━━ Data to use ━━

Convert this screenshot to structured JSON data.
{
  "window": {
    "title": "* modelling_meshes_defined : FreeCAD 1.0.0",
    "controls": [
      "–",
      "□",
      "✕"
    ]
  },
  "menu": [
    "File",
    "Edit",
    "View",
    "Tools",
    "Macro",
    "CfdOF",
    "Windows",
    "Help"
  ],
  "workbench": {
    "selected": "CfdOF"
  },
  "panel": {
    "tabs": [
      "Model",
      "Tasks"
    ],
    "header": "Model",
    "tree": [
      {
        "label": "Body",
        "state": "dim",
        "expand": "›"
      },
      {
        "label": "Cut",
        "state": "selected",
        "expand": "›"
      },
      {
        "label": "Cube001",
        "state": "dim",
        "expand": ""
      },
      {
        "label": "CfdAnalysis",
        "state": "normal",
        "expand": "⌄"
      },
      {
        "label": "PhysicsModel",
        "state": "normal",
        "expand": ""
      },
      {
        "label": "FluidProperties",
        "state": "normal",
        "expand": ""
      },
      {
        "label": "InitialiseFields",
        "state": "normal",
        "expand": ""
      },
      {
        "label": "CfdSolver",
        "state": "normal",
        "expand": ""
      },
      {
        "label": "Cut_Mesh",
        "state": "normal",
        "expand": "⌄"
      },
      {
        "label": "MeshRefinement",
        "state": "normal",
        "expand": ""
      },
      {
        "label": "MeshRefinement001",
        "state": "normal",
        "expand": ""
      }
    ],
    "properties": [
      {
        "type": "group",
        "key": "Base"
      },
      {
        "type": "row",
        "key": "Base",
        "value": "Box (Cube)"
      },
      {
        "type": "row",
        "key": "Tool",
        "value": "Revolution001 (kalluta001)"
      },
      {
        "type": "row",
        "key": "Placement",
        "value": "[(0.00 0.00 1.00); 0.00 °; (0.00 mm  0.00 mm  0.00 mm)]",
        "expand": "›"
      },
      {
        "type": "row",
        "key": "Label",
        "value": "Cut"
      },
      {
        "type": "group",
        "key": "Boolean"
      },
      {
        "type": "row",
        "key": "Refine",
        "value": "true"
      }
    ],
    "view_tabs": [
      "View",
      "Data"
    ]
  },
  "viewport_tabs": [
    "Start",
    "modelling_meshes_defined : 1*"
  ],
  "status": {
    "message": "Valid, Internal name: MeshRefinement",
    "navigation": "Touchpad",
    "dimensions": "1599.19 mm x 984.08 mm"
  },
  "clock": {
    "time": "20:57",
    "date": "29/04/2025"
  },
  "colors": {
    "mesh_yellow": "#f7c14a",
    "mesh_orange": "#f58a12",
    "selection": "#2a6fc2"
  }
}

━━━

__What this task involves__
Extract the entries above verbatim.

__Expected answer__
Convert this screenshot to structured JSON data.
{
  "window": {
    "title": "* modelling_meshes_defined : FreeCAD 1.0.0",
    "controls": [
      "–",
      "□",
      "✕"
    ]
  },
  "menu": [
    "File",
    "Edit",
    "View",
    "Tools",
    "Macro",
    "CfdOF",
    "Windows",
    "Help"
  ],
  "workbench": {
    "selected": "CfdOF"
  },
  "panel": {
    "tabs": [
      "Model",
      "Tasks"
    ],
    "header": "Model",
    "tree": [
      {
        "label": "Body",
        "state": "dim",
        "expand": "›"
      },
      {
        "label": "Cut",
        "state": "selected",
        "expand": "›"
      },
      {
        "label": "Cube001",
        "state": "dim",
        "expand": ""
      },
      {
        "label": "CfdAnalysis",
        "state": "normal",
        "expand": "⌄"
      },
      {
        "label": "PhysicsModel",
        "state": "normal",
        "expand": ""
      },
      {
        "label": "FluidProperties",
        "state": "normal",
        "expand": ""
      },
      {
        "label": "InitialiseFields",
        "state": "normal",
        "expand": ""
      },
      {
        "label": "CfdSolver",
        "state": "normal",
        "expand": ""
      },
      {
        "label": "Cut_Mesh",
        "state": "normal",
        "expand": "⌄"
      },
      {
        "label": "MeshRefinement",
        "state": "normal",
        "expand": ""
      },
      {
        "label": "MeshRefinement001",
        "state": "normal",
        "expand": ""
      }
    ],
    "properties": [
      {
        "type": "group",
        "key": "Base"
      },
      {
        "type": "row",
        "key": "Base",
        "value": "Box (Cube)"
      },
      {
        "type": "row",
        "key": "Tool",
        "value": "Revolution001 (kalluta001)"
      },
      {
        "type": "row",
        "key": "Placement",
        "value": "[(0.00 0.00 1.00); 0.00 °; (0.00 mm  0.00 mm  0.00 mm)]",
        "expand": "›"
      },
      {
        "type": "row",
        "key": "Label",
        "value": "Cut"
      },
      {
        "type": "group",
        "key": "Boolean"
      },
      {
        "type": "row",
        "key": "Refine",
        "value": "true"
      }
    ],
    "view_tabs": [
      "View",
      "Data"
    ]
  },
  "viewport_tabs": [
    "Start",
    "modelling_meshes_defined : 1*"
  ],
  "status": {
    "message": "Valid, Internal name: MeshRefinement",
    "navigation": "Touchpad",
    "dimensions": "1599.19 mm x 984.08 mm"
  },
  "clock": {
    "time": "20:57",
    "date": "29/04/2025"
  },
  "colors": {
    "mesh_yellow": "#f7c14a",
    "mesh_orange": "#f58a12",
    "selection": "#2a6fc2"
  }
}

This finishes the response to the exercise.